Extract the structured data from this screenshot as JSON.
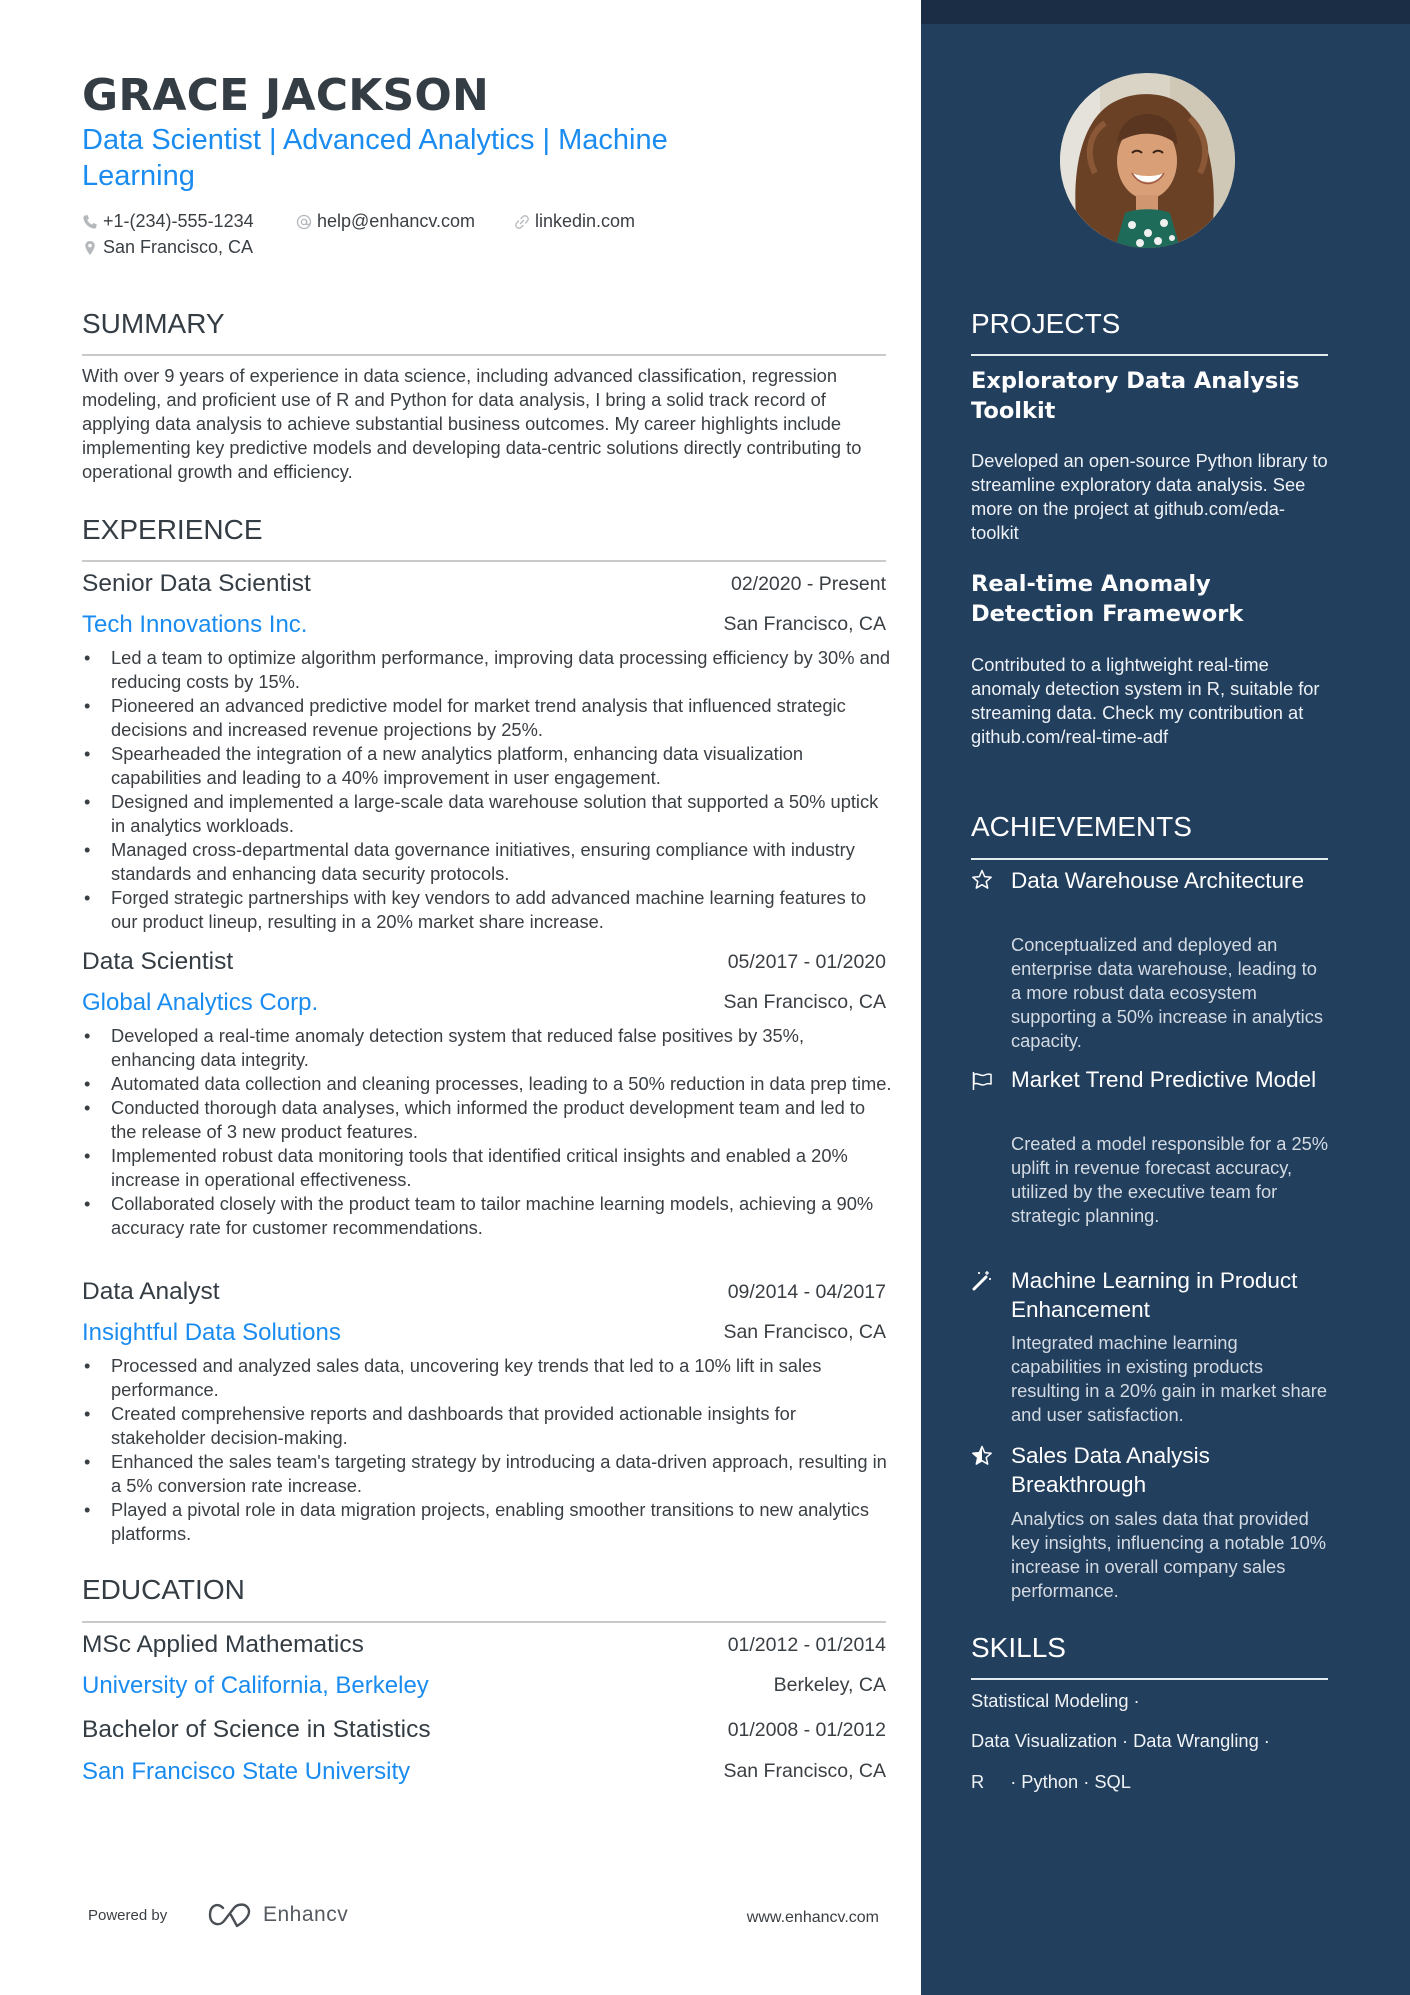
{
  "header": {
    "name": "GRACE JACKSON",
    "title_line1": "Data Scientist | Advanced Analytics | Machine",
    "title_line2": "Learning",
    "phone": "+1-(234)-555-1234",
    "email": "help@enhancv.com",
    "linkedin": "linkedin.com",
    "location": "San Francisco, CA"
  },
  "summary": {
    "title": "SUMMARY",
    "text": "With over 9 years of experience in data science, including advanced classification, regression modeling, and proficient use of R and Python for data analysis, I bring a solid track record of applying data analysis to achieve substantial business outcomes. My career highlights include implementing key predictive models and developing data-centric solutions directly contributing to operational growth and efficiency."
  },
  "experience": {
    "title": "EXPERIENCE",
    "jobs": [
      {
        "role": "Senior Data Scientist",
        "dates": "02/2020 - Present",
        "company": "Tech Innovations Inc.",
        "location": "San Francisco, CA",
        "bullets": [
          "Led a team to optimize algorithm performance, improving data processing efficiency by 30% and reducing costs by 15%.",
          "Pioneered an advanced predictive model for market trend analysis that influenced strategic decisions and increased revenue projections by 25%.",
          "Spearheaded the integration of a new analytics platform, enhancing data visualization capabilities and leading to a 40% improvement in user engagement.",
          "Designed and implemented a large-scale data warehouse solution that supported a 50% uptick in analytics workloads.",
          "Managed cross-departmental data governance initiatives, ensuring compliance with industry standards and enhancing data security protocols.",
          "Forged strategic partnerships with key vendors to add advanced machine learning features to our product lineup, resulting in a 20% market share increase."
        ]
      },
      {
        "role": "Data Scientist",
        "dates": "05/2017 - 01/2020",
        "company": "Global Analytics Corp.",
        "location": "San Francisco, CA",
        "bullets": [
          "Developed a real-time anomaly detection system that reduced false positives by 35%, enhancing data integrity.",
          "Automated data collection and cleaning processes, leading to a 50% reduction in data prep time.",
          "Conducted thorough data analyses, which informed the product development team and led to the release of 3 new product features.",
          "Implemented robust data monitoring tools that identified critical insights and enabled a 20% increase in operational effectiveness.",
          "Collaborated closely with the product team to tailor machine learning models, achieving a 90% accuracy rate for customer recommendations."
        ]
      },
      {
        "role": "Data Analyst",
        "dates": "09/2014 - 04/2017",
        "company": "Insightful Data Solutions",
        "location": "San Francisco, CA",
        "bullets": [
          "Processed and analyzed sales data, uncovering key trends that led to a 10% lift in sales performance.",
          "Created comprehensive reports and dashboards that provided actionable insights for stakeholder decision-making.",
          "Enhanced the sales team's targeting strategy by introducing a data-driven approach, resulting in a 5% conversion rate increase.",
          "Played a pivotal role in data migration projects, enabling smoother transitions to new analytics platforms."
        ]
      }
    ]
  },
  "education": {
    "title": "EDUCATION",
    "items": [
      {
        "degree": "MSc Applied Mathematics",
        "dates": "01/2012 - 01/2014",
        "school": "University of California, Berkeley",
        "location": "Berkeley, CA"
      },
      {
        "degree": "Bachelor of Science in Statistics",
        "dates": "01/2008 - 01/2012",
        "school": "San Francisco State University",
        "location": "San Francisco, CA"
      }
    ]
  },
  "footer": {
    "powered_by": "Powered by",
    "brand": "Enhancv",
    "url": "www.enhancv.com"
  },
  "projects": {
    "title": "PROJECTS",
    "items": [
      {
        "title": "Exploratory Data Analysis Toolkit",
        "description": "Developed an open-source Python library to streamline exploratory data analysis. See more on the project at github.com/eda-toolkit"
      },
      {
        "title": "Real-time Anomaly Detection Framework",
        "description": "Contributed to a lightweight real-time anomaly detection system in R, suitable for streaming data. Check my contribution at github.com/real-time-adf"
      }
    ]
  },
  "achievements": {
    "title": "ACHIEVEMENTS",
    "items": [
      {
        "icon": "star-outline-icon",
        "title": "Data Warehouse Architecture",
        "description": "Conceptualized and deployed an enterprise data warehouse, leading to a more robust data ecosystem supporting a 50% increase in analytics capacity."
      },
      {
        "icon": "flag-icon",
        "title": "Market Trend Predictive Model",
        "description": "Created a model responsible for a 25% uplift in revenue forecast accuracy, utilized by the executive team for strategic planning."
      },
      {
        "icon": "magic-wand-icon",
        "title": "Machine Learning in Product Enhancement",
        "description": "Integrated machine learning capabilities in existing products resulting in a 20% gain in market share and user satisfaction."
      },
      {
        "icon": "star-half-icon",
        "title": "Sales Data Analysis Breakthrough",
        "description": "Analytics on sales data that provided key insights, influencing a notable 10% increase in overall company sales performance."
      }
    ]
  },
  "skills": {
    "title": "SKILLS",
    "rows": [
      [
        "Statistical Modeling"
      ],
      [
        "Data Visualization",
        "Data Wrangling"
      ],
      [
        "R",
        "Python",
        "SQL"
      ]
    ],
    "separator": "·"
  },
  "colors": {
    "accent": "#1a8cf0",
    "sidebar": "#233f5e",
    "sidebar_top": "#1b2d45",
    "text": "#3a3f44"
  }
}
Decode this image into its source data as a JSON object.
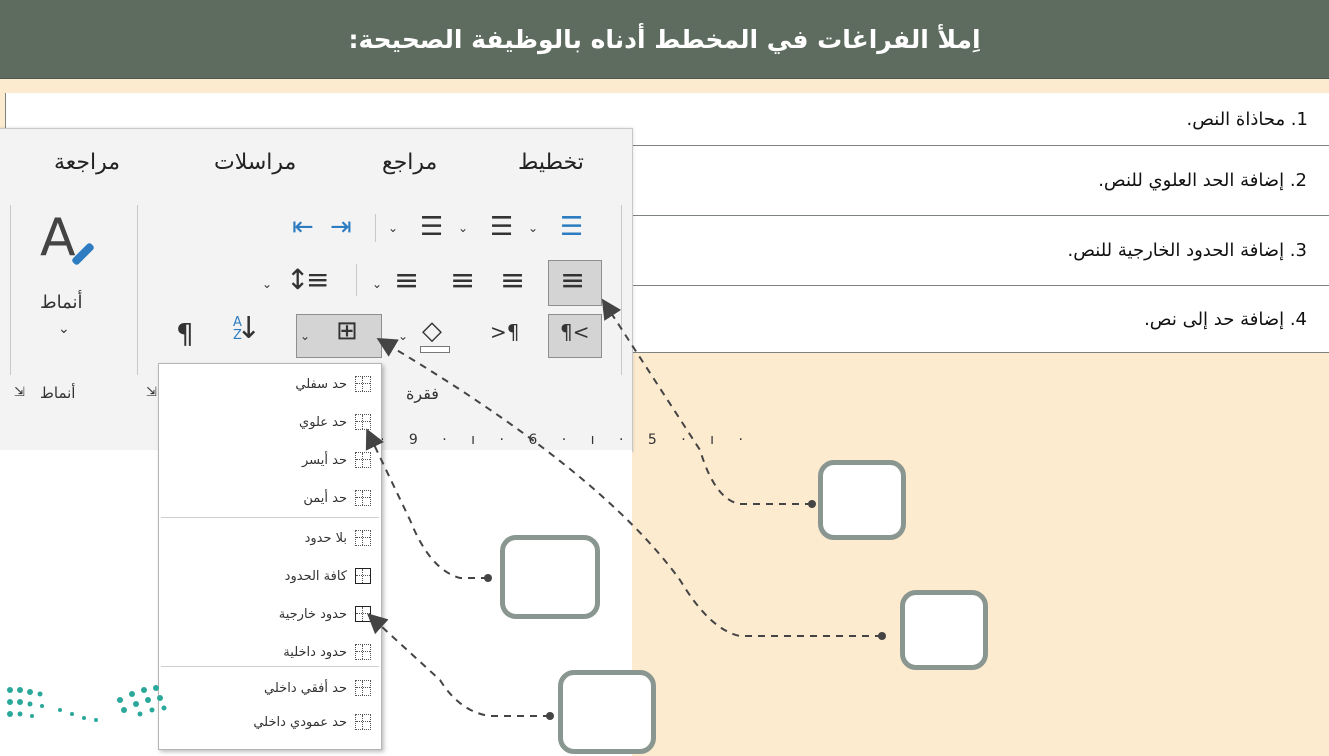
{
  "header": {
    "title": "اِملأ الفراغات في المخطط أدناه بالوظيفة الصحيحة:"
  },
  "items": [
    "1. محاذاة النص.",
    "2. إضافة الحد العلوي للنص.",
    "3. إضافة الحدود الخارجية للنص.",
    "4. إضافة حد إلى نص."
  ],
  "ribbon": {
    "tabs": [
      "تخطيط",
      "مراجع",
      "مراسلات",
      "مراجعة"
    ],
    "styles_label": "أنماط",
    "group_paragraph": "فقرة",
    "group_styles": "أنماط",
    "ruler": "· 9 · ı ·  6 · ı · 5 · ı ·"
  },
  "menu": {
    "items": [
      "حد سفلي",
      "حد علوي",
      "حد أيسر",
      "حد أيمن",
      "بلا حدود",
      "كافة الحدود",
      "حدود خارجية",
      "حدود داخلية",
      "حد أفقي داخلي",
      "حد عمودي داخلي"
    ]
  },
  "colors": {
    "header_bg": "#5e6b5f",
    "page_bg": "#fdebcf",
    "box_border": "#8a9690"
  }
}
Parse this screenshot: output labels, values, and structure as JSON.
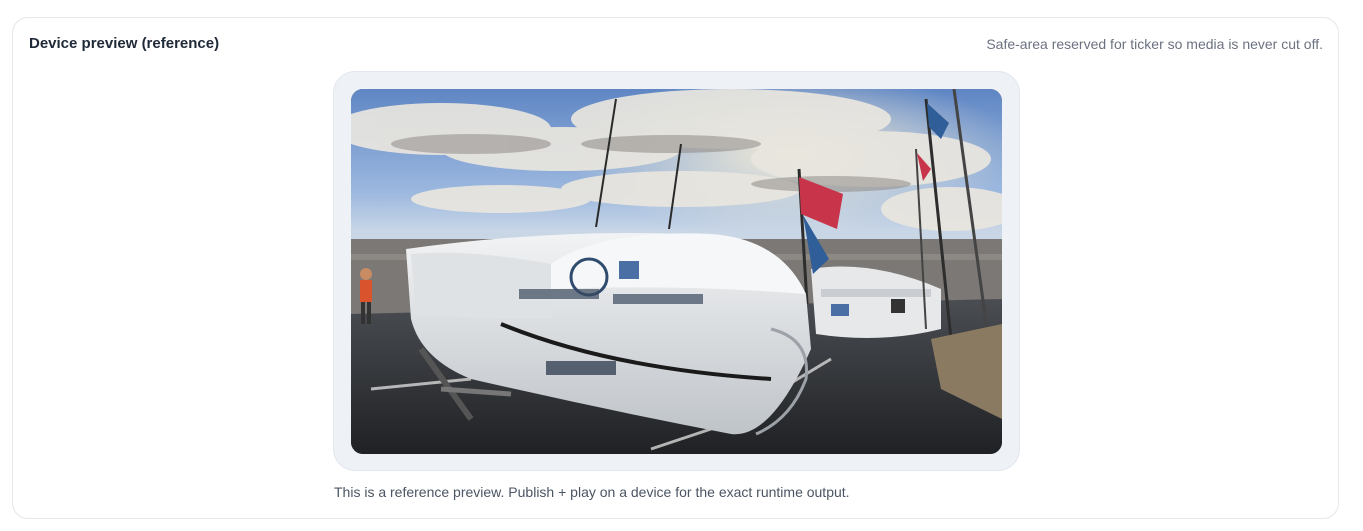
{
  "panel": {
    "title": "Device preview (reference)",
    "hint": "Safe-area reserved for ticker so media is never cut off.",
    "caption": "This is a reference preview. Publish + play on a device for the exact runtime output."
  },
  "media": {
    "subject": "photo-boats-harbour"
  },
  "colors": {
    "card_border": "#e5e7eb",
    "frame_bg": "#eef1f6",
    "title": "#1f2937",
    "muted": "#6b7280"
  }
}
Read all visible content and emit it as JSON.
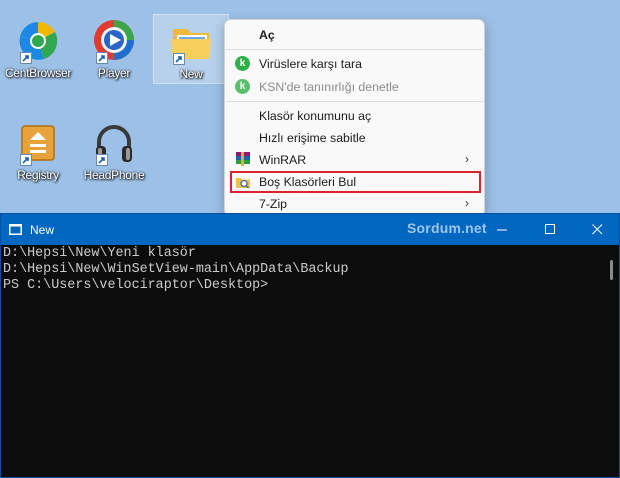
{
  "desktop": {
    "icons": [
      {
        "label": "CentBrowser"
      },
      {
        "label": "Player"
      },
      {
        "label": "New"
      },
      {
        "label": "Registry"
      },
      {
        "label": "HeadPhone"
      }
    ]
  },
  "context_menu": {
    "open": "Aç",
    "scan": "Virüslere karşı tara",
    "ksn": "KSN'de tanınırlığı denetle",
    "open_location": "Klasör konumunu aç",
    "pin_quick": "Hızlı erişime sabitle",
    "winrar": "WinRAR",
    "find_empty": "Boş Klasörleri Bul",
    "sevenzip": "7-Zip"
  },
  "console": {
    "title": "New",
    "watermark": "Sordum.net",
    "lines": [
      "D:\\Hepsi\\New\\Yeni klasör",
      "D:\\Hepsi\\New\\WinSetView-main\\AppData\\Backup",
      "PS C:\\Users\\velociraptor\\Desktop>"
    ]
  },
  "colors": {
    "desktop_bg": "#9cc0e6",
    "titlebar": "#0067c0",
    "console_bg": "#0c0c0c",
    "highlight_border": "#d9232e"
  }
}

* * * * *

Transcribe the records above verbatim. Do not carry over any picture.

• **SOLUTION FOR THIS PROBLEM**
Extract the structured data from this screenshot as JSON.
{
  "header": {
    "name": "GRACE JACKSON",
    "title_line1": "Data Scientist | Advanced Analytics | Machine",
    "title_line2": "Learning",
    "phone": "+1-(234)-555-1234",
    "email": "help@enhancv.com",
    "linkedin": "linkedin.com",
    "location": "San Francisco, CA"
  },
  "summary": {
    "title": "SUMMARY",
    "text": "With over 9 years of experience in data science, including advanced classification, regression modeling, and proficient use of R and Python for data analysis, I bring a solid track record of applying data analysis to achieve substantial business outcomes. My career highlights include implementing key predictive models and developing data-centric solutions directly contributing to operational growth and efficiency."
  },
  "experience": {
    "title": "EXPERIENCE",
    "jobs": [
      {
        "role": "Senior Data Scientist",
        "dates": "02/2020 - Present",
        "company": "Tech Innovations Inc.",
        "location": "San Francisco, CA",
        "bullets": [
          "Led a team to optimize algorithm performance, improving data processing efficiency by 30% and reducing costs by 15%.",
          "Pioneered an advanced predictive model for market trend analysis that influenced strategic decisions and increased revenue projections by 25%.",
          "Spearheaded the integration of a new analytics platform, enhancing data visualization capabilities and leading to a 40% improvement in user engagement.",
          "Designed and implemented a large-scale data warehouse solution that supported a 50% uptick in analytics workloads.",
          "Managed cross-departmental data governance initiatives, ensuring compliance with industry standards and enhancing data security protocols.",
          "Forged strategic partnerships with key vendors to add advanced machine learning features to our product lineup, resulting in a 20% market share increase."
        ]
      },
      {
        "role": "Data Scientist",
        "dates": "05/2017 - 01/2020",
        "company": "Global Analytics Corp.",
        "location": "San Francisco, CA",
        "bullets": [
          "Developed a real-time anomaly detection system that reduced false positives by 35%, enhancing data integrity.",
          "Automated data collection and cleaning processes, leading to a 50% reduction in data prep time.",
          "Conducted thorough data analyses, which informed the product development team and led to the release of 3 new product features.",
          "Implemented robust data monitoring tools that identified critical insights and enabled a 20% increase in operational effectiveness.",
          "Collaborated closely with the product team to tailor machine learning models, achieving a 90% accuracy rate for customer recommendations."
        ]
      },
      {
        "role": "Data Analyst",
        "dates": "09/2014 - 04/2017",
        "company": "Insightful Data Solutions",
        "location": "San Francisco, CA",
        "bullets": [
          "Processed and analyzed sales data, uncovering key trends that led to a 10% lift in sales performance.",
          "Created comprehensive reports and dashboards that provided actionable insights for stakeholder decision-making.",
          "Enhanced the sales team's targeting strategy by introducing a data-driven approach, resulting in a 5% conversion rate increase.",
          "Played a pivotal role in data migration projects, enabling smoother transitions to new analytics platforms."
        ]
      }
    ]
  },
  "education": {
    "title": "EDUCATION",
    "items": [
      {
        "degree": "MSc Applied Mathematics",
        "dates": "01/2012 - 01/2014",
        "school": "University of California, Berkeley",
        "location": "Berkeley, CA"
      },
      {
        "degree": "Bachelor of Science in Statistics",
        "dates": "01/2008 - 01/2012",
        "school": "San Francisco State University",
        "location": "San Francisco, CA"
      }
    ]
  },
  "footer": {
    "powered_by": "Powered by",
    "brand": "Enhancv",
    "url": "www.enhancv.com"
  },
  "projects": {
    "title": "PROJECTS",
    "items": [
      {
        "title": "Exploratory Data Analysis Toolkit",
        "description": "Developed an open-source Python library to streamline exploratory data analysis. See more on the project at github.com/eda-toolkit"
      },
      {
        "title": "Real-time Anomaly Detection Framework",
        "description": "Contributed to a lightweight real-time anomaly detection system in R, suitable for streaming data. Check my contribution at github.com/real-time-adf"
      }
    ]
  },
  "achievements": {
    "title": "ACHIEVEMENTS",
    "items": [
      {
        "icon": "star-outline-icon",
        "title": "Data Warehouse Architecture",
        "description": "Conceptualized and deployed an enterprise data warehouse, leading to a more robust data ecosystem supporting a 50% increase in analytics capacity."
      },
      {
        "icon": "flag-icon",
        "title": "Market Trend Predictive Model",
        "description": "Created a model responsible for a 25% uplift in revenue forecast accuracy, utilized by the executive team for strategic planning."
      },
      {
        "icon": "magic-wand-icon",
        "title": "Machine Learning in Product Enhancement",
        "description": "Integrated machine learning capabilities in existing products resulting in a 20% gain in market share and user satisfaction."
      },
      {
        "icon": "star-half-icon",
        "title": "Sales Data Analysis Breakthrough",
        "description": "Analytics on sales data that provided key insights, influencing a notable 10% increase in overall company sales performance."
      }
    ]
  },
  "skills": {
    "title": "SKILLS",
    "rows": [
      [
        "Statistical Modeling"
      ],
      [
        "Data Visualization",
        "Data Wrangling"
      ],
      [
        "R",
        "Python",
        "SQL"
      ]
    ],
    "separator": "·"
  },
  "colors": {
    "accent": "#1a8cf0",
    "sidebar": "#233f5e",
    "sidebar_top": "#1b2d45",
    "text": "#3a3f44"
  }
}
Decode this image into its source data as a JSON object.
{
  "header": {
    "title": "اِملأ الفراغات في المخطط أدناه بالوظيفة الصحيحة:"
  },
  "items": [
    "1. محاذاة النص.",
    "2. إضافة الحد العلوي للنص.",
    "3. إضافة الحدود الخارجية للنص.",
    "4. إضافة حد إلى نص."
  ],
  "ribbon": {
    "tabs": [
      "تخطيط",
      "مراجع",
      "مراسلات",
      "مراجعة"
    ],
    "styles_label": "أنماط",
    "group_paragraph": "فقرة",
    "group_styles": "أنماط",
    "ruler": "· 9 · ı ·  6 · ı · 5 · ı ·"
  },
  "menu": {
    "items": [
      "حد سفلي",
      "حد علوي",
      "حد أيسر",
      "حد أيمن",
      "بلا حدود",
      "كافة الحدود",
      "حدود خارجية",
      "حدود داخلية",
      "حد أفقي داخلي",
      "حد عمودي داخلي"
    ]
  },
  "colors": {
    "header_bg": "#5e6b5f",
    "page_bg": "#fdebcf",
    "box_border": "#8a9690"
  }
}
Parse this screenshot: output labels, values, and structure as JSON.
{
  "panel": {
    "title": "Device preview (reference)",
    "hint": "Safe-area reserved for ticker so media is never cut off.",
    "caption": "This is a reference preview. Publish + play on a device for the exact runtime output."
  },
  "media": {
    "subject": "photo-boats-harbour"
  },
  "colors": {
    "card_border": "#e5e7eb",
    "frame_bg": "#eef1f6",
    "title": "#1f2937",
    "muted": "#6b7280"
  }
}
Read all visible content and emit it as JSON.
{
  "desktop": {
    "icons": [
      {
        "label": "CentBrowser"
      },
      {
        "label": "Player"
      },
      {
        "label": "New"
      },
      {
        "label": "Registry"
      },
      {
        "label": "HeadPhone"
      }
    ]
  },
  "context_menu": {
    "open": "Aç",
    "scan": "Virüslere karşı tara",
    "ksn": "KSN'de tanınırlığı denetle",
    "open_location": "Klasör konumunu aç",
    "pin_quick": "Hızlı erişime sabitle",
    "winrar": "WinRAR",
    "find_empty": "Boş Klasörleri Bul",
    "sevenzip": "7-Zip"
  },
  "console": {
    "title": "New",
    "watermark": "Sordum.net",
    "lines": [
      "D:\\Hepsi\\New\\Yeni klasör",
      "D:\\Hepsi\\New\\WinSetView-main\\AppData\\Backup",
      "PS C:\\Users\\velociraptor\\Desktop>"
    ]
  },
  "colors": {
    "desktop_bg": "#9cc0e6",
    "titlebar": "#0067c0",
    "console_bg": "#0c0c0c",
    "highlight_border": "#d9232e"
  }
}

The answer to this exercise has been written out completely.